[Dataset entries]
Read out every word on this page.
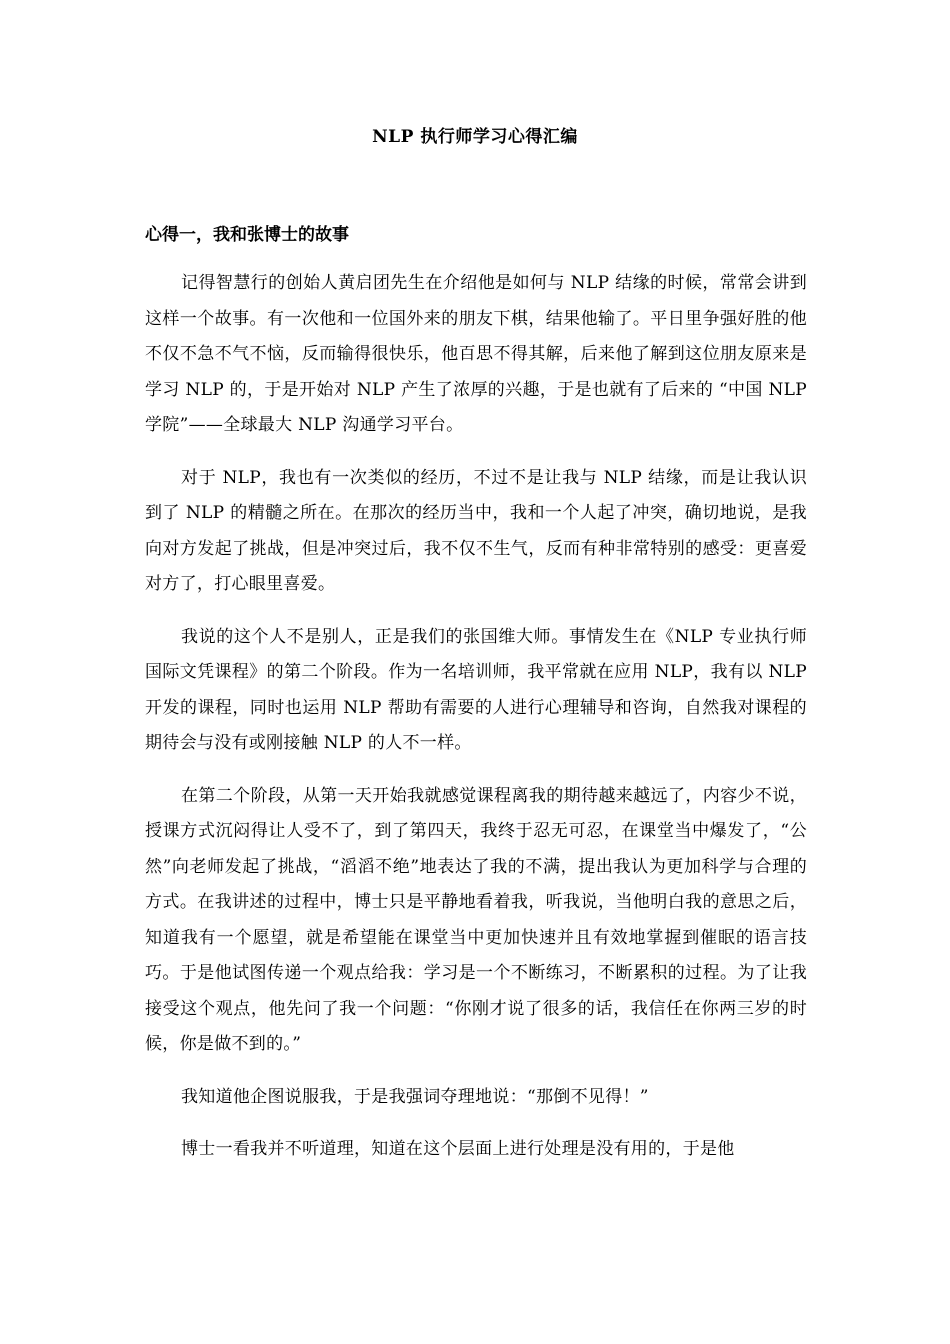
NLP 执行师学习心得汇编
心得一，我和张博士的故事

记得智慧行的创始人黄启团先生在介绍他是如何与 NLP 结缘的时候，常常会讲到这样一个故事。有一次他和一位国外来的朋友下棋，结果他输了。平日里争强好胜的他不仅不急不气不恼，反而输得很快乐，他百思不得其解，后来他了解到这位朋友原来是学习 NLP 的，于是开始对 NLP 产生了浓厚的兴趣，于是也就有了后来的 “中国 NLP 学院”——全球最大 NLP 沟通学习平台。

对于 NLP，我也有一次类似的经历，不过不是让我与 NLP 结缘，而是让我认识到了 NLP 的精髓之所在。在那次的经历当中，我和一个人起了冲突，确切地说，是我向对方发起了挑战，但是冲突过后，我不仅不生气，反而有种非常特别的感受：更喜爱对方了，打心眼里喜爱。

我说的这个人不是别人，正是我们的张国维大师。事情发生在《NLP 专业执行师国际文凭课程》的第二个阶段。作为一名培训师，我平常就在应用 NLP，我有以 NLP 开发的课程，同时也运用 NLP 帮助有需要的人进行心理辅导和咨询，自然我对课程的期待会与没有或刚接触 NLP 的人不一样。

在第二个阶段，从第一天开始我就感觉课程离我的期待越来越远了，内容少不说，授课方式沉闷得让人受不了，到了第四天，我终于忍无可忍，在课堂当中爆发了，“公然”向老师发起了挑战，“滔滔不绝”地表达了我的不满，提出我认为更加科学与合理的方式。在我讲述的过程中，博士只是平静地看着我，听我说，当他明白我的意思之后，知道我有一个愿望，就是希望能在课堂当中更加快速并且有效地掌握到催眠的语言技巧。于是他试图传递一个观点给我：学习是一个不断练习，不断累积的过程。为了让我接受这个观点，他先问了我一个问题：“你刚才说了很多的话，我信任在你两三岁的时候，你是做不到的。”

我知道他企图说服我，于是我强词夺理地说：“那倒不见得！”

博士一看我并不听道理，知道在这个层面上进行处理是没有用的，于是他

> _Stated task_
The data above needs to be retyped exactly, with the images left out.

> _Finished answer_
Read out every word on this page.
NLP 执行师学习心得汇编
心得一，我和张博士的故事

记得智慧行的创始人黄启团先生在介绍他是如何与 NLP 结缘的时候，常常会讲到这样一个故事。有一次他和一位国外来的朋友下棋，结果他输了。平日里争强好胜的他不仅不急不气不恼，反而输得很快乐，他百思不得其解，后来他了解到这位朋友原来是学习 NLP 的，于是开始对 NLP 产生了浓厚的兴趣，于是也就有了后来的 “中国 NLP 学院”——全球最大 NLP 沟通学习平台。

对于 NLP，我也有一次类似的经历，不过不是让我与 NLP 结缘，而是让我认识到了 NLP 的精髓之所在。在那次的经历当中，我和一个人起了冲突，确切地说，是我向对方发起了挑战，但是冲突过后，我不仅不生气，反而有种非常特别的感受：更喜爱对方了，打心眼里喜爱。

我说的这个人不是别人，正是我们的张国维大师。事情发生在《NLP 专业执行师国际文凭课程》的第二个阶段。作为一名培训师，我平常就在应用 NLP，我有以 NLP 开发的课程，同时也运用 NLP 帮助有需要的人进行心理辅导和咨询，自然我对课程的期待会与没有或刚接触 NLP 的人不一样。

在第二个阶段，从第一天开始我就感觉课程离我的期待越来越远了，内容少不说，授课方式沉闷得让人受不了，到了第四天，我终于忍无可忍，在课堂当中爆发了，“公然”向老师发起了挑战，“滔滔不绝”地表达了我的不满，提出我认为更加科学与合理的方式。在我讲述的过程中，博士只是平静地看着我，听我说，当他明白我的意思之后，知道我有一个愿望，就是希望能在课堂当中更加快速并且有效地掌握到催眠的语言技巧。于是他试图传递一个观点给我：学习是一个不断练习，不断累积的过程。为了让我接受这个观点，他先问了我一个问题：“你刚才说了很多的话，我信任在你两三岁的时候，你是做不到的。”

我知道他企图说服我，于是我强词夺理地说：“那倒不见得！”

博士一看我并不听道理，知道在这个层面上进行处理是没有用的，于是他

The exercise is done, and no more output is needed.